▸ WHAT IS BEING ASKED
Can you reproduce the case summary below word for word, everything from "The governing body of a" down to "alongside a change of position defence."?

>> START EXCERPT TO READ

School Facility Management Ltd & Others v The Governing Body of Christ the King College [2021] EWCA Civ 1053


The governing body of a school, whose contract with a construction company was previously found to be ultra vires and void, unsuccessfully appealed to claim restitution for overpayments on a school building. The case and its importance were demarcated by the Court of Appeal defining the counter-restitution principle explicitly for the first time, alongside a change of position defence.  


The Governing Body of Christ the King College (the “Appellant”/“College”) entered into a contract with School Facility Management Limited (the “Defendant/“SFM”) to build a sixth form building. The College did not have the capital to outright pay for the building, so entered into a hire contract (the “Contract”) for the construction and hire of a modular building. The modular building was provided and built by a company named Built Offsite Limited (BOS). BOS then sold the building to BosHire Limited, who entered into the Contract, and later one of their subsidiaries created for the Contract became party to it – School Facility Management Limited (SFM), before GCP Asset Finance 1 Limited (GCP) were assigned right to payments.

The Contract stated that if there was a termination for “any events of default”, all hire charges for the unexpired minimum period of the contract would become payable. Between 2013 and 2017 – the First Period, the College made hire payments valued at ~£3.2 million. The Second Period covers the time from when the College stopped paying, after failing to make annual payment due to the budget deficit not being approved by the College’s Council, to the first trial in 2020. SFM alleged that the College was in breach of contract for failing to make the subsequent payments. SFM subsequently sent the College a formal notice of default and in 2018, the College stated that the contract was ultra vires and that they were not going to pay. SFM then cancelled the contract and stated that the College were no longer in lawful possession of the Building and that they should stop using it.

At trial (SFM and Ors v The Governing Body of Christ the King College [2020] EWHC 1118), the contract was found to be ultra vires and void, and SFM then claimed in unjust enrichment, as the college had used the building for a significant period of time during which they were not making payments. SFM sought restitution for the benefit of the use of the building during the Second Period. The College said that they would make counter-restitution and give ‘credit’ for the value of the use of the building. This was subsequently defeated by SFM’s change of position defence: “a defence to a claim for unjust enrichment” which was established in Lipkin Gorman v Karpnale Ltd [1991]. This left “the losses to lie where they fell”.  

Sole Issue – the College appealed on the basis of whether claims of counter-restitution must be applied before the change of position defence, and that their payments during the First Period should be set off against those that they didn’t make during the Second Period.


Sole Issue – earlier overpayments from the First Period should not be considered as a “restitution voucher” for the Second Period. Whilst the payments were not applicable to any future use, they were referable to the Building’s use in the First Period and the capital element of the lease.

As the Contract was previously found to be a finance lease, thus ultra vires and void, as it was contradictory to the Education Act 2002. They agreed that the High Court was correct in ordering the Appellant to make payment for the Second Period, from when the Contract was void. The Contract being void also did not result in earlier payments in the First Period being reclassified as viable to pay for the Second Period.

The Defendant’s rigid application of the four elements to unjust enrichment that Lord Steyn set out in Banque Financière de la Cité v Parc (Battersea) Ltd [1999] 1 AC 221, 227 regarding the counter-restitution principle was found to be inconsistent with what was later said by Lord Reed in the Investment Trust Companies v Revenue & Customs Commissioners [2018] AC 275. They only provide a framework.

SFM had received the initial payments from the College in good faith and had spent the proceeds on their other financial obligations before they were in a position to know of the contract being ultra vires. The Court held that it would be inequitable to demand any form of significant payment.

The Judge also alluded to the idea that no one defence could beat the other – the counter-restitution principle does not always “trump” a change of position defence. Furthermore, considerations must be held on a case-by-case basis and their individual facts – Lord Reed’s emphasis on the four elements do not insinuate the opposite. The appeal was therefore dismissed.


What is perhaps most significant is that Popplewell LJ defined the counter-restitution principle. He said “I would not state the counter-restitution principle any more narrowly than being that the benefits for which the claimant must give credit are those which are sufficiently closely connected with the benefits provided to the defendant that justice requires him to do so”. This gives the application of the principle a certain amount of flexibility so that justice can be achieved on the facts of each separate case, rather than requiring adherence to a rigid rule.

>> END EXCERPT TO READ
>> START INFORMATION SHOWN

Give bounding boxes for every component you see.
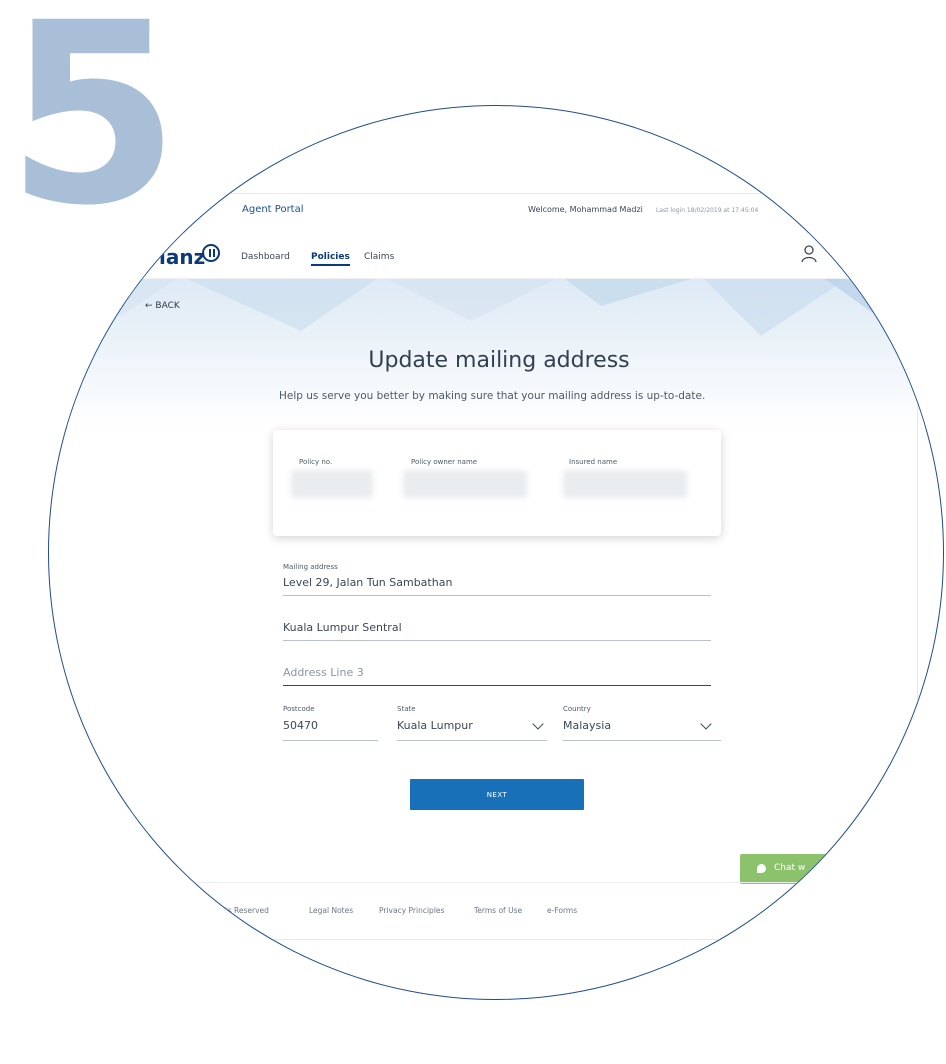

>> END INFORMATION SHOWN

▸ ANSWER TO THE EXERCISE
The governing body of a school, whose contract with a construction company was previously found to be ultra vires and void, unsuccessfully appealed to claim restitution for overpayments on a school building. The case and its importance were demarcated by the Court of Appeal defining the counter-restitution principle explicitly for the first time, alongside a change of position defence.